Excerpt Block Start
Knucklas (, meaning "green hillock") is a village in Powys, Wales, previously Radnorshire. It lies in the upper valley of the River Teme, just off the B4355 road and is served by Knucklas railway station on the Heart of Wales Line. It is approximately  from the market town of Knighton.

Notable landmarks

The Castle Mound
A protected ancient monument in the care of Knucklas Castle Community Land Project and listed by Cadw, it is the site of a castle believed to have been built by the Mortimers in about 1220–25. It consisted of a square stone keep with four round towers, sited on top of a steep hill. There is some evidence that there may have been further outer walls. It was captured by a Welsh army in 1262, which destroyed the defences.

Below the castle lies the battlefield of the Battle of Beguildy thought to have been fought between the Welsh and the Mortimer family of Norman Marcher Lords in 1146. The castle was attacked and destroyed by the forces of Owain Glyndŵr in 1402 during his rebellion. Whilst there is a romantic story associating the castle location with the marriage of Guinevere and King Arthur, this probably developed from an earlier story, which suggested that a marriage took place between Gwenhwyfar, the daughter of Ogrfan Gawr (also called 'Gogrfan Gawr "the Giant" of Castell y Cnwclas' – Knucklas Castle), and Arthur the warrior – there being no reference to Arthur as a king in the early Welsh texts.
Excerpt Block End
* **Exercise prompt**
Copy the stretch of the Knucklas passage from "Below the castle" through "early Welsh texts." word for word. The lines that follow come from a separate source and are unrelated to the Knucklas passage.
Information Block Start
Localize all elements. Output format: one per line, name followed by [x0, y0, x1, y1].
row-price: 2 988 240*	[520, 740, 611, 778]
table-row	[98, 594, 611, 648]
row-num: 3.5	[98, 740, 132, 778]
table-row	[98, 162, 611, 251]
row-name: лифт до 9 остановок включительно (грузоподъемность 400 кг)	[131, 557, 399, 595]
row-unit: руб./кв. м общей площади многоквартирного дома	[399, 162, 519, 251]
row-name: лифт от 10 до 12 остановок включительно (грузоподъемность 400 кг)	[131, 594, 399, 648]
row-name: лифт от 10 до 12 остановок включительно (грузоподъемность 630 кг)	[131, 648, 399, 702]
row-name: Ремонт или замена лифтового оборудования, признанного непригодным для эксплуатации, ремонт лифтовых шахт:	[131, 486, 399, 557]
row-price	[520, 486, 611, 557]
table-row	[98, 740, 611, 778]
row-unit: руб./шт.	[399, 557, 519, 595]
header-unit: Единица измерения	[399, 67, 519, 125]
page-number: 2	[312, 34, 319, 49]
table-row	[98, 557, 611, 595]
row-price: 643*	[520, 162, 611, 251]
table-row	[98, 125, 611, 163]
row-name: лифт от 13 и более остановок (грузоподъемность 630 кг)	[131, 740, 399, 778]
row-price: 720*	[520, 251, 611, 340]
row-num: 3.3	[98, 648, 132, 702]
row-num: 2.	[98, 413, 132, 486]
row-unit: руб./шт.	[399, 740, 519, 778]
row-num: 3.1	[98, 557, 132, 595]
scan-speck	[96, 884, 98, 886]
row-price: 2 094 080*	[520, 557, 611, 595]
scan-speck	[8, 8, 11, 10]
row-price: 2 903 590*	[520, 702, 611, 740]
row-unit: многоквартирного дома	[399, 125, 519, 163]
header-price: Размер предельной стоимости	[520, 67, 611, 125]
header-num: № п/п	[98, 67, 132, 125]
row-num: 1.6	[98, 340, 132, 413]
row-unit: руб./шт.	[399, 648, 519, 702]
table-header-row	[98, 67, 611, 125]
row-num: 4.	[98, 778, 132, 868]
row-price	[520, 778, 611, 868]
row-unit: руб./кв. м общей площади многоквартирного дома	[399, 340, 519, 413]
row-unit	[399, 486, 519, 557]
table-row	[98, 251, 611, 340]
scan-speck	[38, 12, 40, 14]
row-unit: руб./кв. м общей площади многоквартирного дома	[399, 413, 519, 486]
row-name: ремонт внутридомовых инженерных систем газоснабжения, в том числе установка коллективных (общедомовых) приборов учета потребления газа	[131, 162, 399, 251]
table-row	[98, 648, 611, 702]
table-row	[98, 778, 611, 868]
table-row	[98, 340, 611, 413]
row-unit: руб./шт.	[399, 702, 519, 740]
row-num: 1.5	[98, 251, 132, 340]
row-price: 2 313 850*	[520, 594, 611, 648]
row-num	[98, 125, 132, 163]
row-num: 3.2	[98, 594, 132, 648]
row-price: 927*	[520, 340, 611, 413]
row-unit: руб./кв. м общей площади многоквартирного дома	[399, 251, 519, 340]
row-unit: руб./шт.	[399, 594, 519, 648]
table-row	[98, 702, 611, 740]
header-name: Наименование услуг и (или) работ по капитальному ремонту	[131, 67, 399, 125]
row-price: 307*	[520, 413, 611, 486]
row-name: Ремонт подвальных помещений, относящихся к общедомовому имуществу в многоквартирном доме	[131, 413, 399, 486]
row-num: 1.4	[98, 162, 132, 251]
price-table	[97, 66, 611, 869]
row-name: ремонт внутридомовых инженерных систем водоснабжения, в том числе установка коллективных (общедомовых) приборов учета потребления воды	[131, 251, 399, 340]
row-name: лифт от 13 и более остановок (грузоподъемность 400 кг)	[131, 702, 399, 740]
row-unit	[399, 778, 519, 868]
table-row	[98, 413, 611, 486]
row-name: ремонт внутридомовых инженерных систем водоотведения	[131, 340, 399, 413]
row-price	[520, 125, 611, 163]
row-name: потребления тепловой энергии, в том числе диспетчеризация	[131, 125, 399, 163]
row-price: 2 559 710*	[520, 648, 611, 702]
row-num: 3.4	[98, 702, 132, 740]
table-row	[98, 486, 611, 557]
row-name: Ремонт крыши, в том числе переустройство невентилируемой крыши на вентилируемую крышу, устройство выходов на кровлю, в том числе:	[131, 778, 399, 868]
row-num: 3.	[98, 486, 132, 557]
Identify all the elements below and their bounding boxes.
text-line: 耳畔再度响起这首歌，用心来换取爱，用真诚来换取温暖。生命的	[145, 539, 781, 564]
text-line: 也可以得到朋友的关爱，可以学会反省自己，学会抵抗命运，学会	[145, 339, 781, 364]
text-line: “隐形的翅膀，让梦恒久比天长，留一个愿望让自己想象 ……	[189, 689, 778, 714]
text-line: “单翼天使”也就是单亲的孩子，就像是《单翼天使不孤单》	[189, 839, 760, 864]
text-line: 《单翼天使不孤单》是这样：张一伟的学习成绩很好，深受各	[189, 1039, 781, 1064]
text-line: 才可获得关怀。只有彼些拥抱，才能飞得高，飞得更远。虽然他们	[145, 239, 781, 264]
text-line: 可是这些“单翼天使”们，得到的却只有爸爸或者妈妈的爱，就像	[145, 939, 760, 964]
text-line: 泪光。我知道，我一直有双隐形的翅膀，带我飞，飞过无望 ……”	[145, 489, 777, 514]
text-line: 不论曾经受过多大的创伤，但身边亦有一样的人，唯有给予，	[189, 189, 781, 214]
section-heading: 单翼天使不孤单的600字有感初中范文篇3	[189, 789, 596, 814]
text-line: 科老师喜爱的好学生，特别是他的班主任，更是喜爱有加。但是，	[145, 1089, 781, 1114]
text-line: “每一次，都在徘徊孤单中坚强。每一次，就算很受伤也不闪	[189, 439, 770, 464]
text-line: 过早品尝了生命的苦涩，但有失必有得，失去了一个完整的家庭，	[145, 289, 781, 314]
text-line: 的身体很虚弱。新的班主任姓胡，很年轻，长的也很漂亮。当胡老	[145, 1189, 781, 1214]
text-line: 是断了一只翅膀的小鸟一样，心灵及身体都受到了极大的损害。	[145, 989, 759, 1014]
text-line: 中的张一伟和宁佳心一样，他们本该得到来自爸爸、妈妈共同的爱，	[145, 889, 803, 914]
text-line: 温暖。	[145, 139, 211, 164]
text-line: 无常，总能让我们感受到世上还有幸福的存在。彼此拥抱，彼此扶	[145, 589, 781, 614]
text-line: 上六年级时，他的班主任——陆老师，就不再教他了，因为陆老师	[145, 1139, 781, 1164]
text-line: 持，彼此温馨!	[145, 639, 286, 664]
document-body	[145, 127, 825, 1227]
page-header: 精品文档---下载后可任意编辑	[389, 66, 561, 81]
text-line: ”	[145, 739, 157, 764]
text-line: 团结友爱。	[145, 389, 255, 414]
Information Block End
* **Solution to this problem**
Below the castle lies the battlefield of the Battle of Beguildy thought to have been fought between the Welsh and the Mortimer family of Norman Marcher Lords in 1146. The castle was attacked and destroyed by the forces of Owain Glyndŵr in 1402 during his rebellion. Whilst there is a romantic story associating the castle location with the marriage of Guinevere and King Arthur, this probably developed from an earlier story, which suggested that a marriage took place between Gwenhwyfar, the daughter of Ogrfan Gawr (also called 'Gogrfan Gawr "the Giant" of Castell y Cnwclas' – Knucklas Castle), and Arthur the warrior – there being no reference to Arthur as a king in the early Welsh texts.